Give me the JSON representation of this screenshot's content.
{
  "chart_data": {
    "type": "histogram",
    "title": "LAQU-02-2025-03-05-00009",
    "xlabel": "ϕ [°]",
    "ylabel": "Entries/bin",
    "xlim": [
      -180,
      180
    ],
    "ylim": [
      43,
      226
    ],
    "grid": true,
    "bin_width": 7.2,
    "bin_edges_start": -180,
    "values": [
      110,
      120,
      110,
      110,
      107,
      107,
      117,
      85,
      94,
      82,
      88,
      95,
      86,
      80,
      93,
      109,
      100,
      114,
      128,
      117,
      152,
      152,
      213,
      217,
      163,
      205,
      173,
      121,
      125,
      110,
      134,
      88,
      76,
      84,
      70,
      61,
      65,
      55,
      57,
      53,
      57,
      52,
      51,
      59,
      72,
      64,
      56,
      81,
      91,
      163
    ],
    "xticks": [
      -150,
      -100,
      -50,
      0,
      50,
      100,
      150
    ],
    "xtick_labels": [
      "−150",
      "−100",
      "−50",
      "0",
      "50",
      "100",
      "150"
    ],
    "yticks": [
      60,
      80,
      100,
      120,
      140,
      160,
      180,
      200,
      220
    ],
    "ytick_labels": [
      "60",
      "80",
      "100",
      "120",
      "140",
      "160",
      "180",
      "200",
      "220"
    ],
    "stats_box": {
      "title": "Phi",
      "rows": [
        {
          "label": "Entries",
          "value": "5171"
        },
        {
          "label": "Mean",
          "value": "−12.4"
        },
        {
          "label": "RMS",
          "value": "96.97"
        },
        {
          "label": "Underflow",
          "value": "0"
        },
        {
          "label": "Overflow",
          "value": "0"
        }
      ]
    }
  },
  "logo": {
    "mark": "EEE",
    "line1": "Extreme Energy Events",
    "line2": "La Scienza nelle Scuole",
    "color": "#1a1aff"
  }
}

^^^^

▶ Short task
In the records above, find each line that holds the word "title"; copy all such lines.

▶ Exercise output
    "title": "LAQU-02-2025-03-05-00009",
      "title": "Phi",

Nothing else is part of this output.